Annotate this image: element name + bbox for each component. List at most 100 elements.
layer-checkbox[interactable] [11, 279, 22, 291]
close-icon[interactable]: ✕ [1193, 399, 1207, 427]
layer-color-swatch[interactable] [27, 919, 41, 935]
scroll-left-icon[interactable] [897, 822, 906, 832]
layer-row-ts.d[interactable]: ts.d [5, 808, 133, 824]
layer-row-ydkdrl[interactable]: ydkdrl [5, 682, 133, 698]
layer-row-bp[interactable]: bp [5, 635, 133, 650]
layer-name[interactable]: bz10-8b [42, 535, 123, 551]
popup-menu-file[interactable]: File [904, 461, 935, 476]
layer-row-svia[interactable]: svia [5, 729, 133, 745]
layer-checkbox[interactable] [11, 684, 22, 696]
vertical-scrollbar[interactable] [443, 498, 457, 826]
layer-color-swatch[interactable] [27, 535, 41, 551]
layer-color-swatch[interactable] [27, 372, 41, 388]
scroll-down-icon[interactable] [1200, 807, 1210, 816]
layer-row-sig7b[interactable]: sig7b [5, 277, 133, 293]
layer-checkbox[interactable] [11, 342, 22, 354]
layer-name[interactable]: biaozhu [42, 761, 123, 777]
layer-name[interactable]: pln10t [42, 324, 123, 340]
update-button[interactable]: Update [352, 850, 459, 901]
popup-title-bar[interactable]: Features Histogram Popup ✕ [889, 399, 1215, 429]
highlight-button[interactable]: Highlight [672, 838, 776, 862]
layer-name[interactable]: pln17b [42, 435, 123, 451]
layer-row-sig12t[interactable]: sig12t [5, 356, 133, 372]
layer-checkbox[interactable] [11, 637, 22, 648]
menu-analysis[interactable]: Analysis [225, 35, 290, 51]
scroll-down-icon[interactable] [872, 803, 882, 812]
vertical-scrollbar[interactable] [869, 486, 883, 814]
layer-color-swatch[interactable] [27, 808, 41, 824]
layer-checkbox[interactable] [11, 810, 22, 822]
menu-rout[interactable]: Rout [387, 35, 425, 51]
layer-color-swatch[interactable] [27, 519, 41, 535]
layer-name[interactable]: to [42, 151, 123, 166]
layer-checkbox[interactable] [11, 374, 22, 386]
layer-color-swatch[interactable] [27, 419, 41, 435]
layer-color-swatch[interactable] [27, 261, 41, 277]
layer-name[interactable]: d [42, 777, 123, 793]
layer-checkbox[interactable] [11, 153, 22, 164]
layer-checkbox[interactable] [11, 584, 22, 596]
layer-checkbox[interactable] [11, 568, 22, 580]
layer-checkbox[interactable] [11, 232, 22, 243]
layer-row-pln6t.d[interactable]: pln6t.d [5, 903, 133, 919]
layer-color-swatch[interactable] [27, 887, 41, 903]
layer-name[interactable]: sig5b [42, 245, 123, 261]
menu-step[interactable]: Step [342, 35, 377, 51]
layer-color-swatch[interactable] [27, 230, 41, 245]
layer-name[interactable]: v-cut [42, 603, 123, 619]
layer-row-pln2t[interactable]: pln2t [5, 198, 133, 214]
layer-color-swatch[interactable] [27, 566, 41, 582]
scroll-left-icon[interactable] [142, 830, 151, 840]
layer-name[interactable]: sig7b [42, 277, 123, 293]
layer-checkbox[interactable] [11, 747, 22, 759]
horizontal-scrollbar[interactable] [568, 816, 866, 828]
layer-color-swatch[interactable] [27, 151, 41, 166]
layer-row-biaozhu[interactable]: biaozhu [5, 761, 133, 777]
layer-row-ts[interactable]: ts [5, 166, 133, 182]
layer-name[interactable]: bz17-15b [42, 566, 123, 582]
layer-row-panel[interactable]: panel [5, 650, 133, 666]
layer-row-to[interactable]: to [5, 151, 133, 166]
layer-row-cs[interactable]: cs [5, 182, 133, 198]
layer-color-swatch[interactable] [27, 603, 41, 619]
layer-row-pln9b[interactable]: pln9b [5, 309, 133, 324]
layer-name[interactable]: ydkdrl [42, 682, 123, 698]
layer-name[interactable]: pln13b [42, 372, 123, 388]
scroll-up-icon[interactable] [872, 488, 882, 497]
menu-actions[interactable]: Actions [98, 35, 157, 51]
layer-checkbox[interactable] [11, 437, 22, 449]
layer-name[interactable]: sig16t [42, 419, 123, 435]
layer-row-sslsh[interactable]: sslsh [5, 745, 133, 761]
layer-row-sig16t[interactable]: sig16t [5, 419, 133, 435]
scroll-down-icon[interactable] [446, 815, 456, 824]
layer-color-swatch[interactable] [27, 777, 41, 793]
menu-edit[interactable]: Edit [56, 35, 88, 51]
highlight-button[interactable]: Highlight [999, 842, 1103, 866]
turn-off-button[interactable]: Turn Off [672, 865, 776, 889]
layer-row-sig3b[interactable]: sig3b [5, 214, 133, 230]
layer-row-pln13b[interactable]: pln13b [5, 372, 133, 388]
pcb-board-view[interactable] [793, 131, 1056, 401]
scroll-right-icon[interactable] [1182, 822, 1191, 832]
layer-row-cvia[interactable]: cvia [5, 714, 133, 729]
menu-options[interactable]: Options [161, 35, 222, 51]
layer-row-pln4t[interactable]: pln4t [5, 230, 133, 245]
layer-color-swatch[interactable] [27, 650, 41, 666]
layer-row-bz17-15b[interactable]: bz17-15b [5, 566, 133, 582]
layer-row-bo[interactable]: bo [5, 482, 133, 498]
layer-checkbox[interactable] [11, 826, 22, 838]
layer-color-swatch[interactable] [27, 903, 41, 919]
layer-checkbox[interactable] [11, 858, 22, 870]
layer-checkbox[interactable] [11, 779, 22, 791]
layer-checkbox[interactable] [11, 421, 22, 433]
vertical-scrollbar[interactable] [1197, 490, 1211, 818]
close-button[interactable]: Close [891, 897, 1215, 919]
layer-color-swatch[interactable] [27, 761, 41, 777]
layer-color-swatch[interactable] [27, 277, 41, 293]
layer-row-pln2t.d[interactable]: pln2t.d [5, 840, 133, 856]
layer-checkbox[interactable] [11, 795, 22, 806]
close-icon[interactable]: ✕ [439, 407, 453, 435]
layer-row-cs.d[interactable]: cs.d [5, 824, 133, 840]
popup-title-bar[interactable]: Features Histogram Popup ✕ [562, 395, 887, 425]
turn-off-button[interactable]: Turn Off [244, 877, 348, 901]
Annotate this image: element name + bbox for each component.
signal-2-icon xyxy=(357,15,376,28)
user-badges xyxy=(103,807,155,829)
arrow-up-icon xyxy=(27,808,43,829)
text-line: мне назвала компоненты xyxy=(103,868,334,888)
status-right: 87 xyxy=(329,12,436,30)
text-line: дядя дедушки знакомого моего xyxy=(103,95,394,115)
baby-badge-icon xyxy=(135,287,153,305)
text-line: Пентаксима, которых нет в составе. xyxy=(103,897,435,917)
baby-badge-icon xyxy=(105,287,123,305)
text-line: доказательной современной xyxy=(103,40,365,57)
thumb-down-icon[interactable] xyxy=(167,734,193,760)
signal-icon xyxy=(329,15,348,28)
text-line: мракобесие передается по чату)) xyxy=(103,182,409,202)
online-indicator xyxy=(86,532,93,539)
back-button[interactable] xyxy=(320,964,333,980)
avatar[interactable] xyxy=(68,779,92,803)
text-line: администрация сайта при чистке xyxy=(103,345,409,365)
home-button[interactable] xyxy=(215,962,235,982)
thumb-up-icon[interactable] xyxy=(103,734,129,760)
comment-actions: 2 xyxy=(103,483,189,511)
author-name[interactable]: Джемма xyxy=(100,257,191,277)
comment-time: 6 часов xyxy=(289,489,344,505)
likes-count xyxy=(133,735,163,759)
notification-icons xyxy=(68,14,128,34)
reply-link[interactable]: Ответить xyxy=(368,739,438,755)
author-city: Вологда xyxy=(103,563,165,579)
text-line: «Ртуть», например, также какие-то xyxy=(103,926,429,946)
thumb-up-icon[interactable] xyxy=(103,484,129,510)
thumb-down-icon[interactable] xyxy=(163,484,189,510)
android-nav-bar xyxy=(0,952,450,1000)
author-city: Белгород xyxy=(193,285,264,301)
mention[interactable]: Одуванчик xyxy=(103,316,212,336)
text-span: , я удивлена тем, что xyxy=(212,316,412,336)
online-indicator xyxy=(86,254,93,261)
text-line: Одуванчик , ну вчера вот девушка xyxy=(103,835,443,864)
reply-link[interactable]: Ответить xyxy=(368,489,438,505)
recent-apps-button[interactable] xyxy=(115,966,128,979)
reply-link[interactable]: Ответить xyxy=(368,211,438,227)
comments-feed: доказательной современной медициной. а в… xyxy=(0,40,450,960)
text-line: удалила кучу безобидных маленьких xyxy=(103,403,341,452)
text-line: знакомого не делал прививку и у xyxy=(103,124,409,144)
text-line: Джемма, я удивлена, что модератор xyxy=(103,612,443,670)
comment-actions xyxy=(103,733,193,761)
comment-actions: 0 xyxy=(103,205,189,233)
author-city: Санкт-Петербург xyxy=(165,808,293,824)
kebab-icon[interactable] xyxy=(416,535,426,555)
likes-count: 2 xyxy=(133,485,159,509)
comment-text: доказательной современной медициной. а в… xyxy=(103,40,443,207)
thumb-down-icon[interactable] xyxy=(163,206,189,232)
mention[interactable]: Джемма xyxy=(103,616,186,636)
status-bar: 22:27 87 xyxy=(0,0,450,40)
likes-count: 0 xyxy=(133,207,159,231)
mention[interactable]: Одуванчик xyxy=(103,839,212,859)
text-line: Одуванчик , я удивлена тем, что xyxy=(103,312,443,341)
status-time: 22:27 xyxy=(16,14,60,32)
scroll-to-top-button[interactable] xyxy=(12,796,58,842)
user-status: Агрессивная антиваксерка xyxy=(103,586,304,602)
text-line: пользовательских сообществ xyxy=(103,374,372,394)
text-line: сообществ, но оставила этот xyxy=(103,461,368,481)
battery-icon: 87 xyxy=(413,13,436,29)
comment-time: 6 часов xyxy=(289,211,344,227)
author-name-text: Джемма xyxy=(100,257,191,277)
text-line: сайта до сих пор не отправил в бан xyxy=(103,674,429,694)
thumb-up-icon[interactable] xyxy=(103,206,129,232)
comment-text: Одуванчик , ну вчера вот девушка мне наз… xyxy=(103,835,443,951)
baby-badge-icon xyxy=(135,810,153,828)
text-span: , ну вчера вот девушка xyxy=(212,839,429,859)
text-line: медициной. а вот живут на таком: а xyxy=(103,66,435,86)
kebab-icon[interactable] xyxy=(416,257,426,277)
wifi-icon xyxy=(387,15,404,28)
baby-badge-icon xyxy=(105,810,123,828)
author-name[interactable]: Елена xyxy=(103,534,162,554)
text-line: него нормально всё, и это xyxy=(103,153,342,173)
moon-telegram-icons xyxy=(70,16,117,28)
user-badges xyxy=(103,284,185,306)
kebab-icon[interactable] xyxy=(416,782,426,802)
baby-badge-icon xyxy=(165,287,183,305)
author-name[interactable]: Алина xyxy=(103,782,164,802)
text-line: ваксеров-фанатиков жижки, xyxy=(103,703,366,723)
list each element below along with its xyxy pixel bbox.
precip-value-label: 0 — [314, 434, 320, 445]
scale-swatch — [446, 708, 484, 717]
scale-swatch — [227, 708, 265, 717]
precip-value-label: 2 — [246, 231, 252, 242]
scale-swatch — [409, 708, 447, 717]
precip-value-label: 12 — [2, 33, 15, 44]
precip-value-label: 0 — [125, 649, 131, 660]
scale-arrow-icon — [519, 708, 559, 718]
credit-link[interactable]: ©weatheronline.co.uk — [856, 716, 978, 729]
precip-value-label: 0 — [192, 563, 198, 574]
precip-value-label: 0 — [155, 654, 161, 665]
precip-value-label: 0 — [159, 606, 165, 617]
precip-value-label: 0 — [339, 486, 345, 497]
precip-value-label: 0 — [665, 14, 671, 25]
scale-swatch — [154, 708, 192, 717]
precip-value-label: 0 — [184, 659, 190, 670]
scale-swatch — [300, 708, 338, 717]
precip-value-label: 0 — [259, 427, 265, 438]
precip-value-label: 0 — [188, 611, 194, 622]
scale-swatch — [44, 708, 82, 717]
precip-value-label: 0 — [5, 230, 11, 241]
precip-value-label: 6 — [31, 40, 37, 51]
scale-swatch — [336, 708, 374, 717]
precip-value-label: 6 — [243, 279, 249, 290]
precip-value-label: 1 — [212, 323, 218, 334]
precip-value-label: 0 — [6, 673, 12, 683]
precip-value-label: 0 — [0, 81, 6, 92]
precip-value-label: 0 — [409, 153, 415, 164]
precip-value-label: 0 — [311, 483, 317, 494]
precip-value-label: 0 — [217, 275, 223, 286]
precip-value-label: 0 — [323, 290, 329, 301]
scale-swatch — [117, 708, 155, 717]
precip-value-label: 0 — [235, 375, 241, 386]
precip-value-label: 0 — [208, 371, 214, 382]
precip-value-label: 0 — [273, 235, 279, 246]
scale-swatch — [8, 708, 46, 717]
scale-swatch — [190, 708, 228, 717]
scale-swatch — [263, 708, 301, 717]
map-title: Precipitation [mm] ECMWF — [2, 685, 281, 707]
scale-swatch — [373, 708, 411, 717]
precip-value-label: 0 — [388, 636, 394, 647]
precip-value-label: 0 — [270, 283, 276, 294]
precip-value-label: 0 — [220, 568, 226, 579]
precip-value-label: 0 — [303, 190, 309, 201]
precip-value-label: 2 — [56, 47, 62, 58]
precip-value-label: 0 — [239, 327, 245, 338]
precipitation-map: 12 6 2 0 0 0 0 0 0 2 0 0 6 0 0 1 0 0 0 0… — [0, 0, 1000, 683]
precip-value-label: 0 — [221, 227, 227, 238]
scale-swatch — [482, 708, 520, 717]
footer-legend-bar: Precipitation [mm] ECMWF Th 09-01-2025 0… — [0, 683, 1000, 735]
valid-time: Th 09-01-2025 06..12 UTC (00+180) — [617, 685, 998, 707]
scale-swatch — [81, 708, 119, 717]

What is expected: Could you render the rows from the first one through the one containing "highlight-button[interactable]: Highlight [672, 838, 776, 862]" as a JSON list of strings, with one string per row and blank rows left out?

Expected answer:
[
  "Annotate this image: element name + bbox for each component. List at most 100 elements.",
  "layer-checkbox[interactable] [11, 279, 22, 291]",
  "close-icon[interactable]: ✕ [1193, 399, 1207, 427]",
  "layer-color-swatch[interactable] [27, 919, 41, 935]",
  "scroll-left-icon[interactable] [897, 822, 906, 832]",
  "layer-row-ts.d[interactable]: ts.d [5, 808, 133, 824]",
  "layer-row-ydkdrl[interactable]: ydkdrl [5, 682, 133, 698]",
  "layer-row-bp[interactable]: bp [5, 635, 133, 650]",
  "layer-name[interactable]: bz10-8b [42, 535, 123, 551]",
  "popup-menu-file[interactable]: File [904, 461, 935, 476]",
  "layer-row-svia[interactable]: svia [5, 729, 133, 745]",
  "layer-checkbox[interactable] [11, 684, 22, 696]",
  "vertical-scrollbar[interactable] [443, 498, 457, 826]",
  "layer-color-swatch[interactable] [27, 535, 41, 551]",
  "layer-color-swatch[interactable] [27, 372, 41, 388]",
  "scroll-down-icon[interactable] [1200, 807, 1210, 816]",
  "layer-row-sig7b[interactable]: sig7b [5, 277, 133, 293]",
  "layer-checkbox[interactable] [11, 342, 22, 354]",
  "layer-name[interactable]: biaozhu [42, 761, 123, 777]",
  "layer-name[interactable]: pln10t [42, 324, 123, 340]",
  "update-button[interactable]: Update [352, 850, 459, 901]",
  "popup-title-bar[interactable]: Features Histogram Popup ✕ [889, 399, 1215, 429]",
  "highlight-button[interactable]: Highlight [672, 838, 776, 862]"
]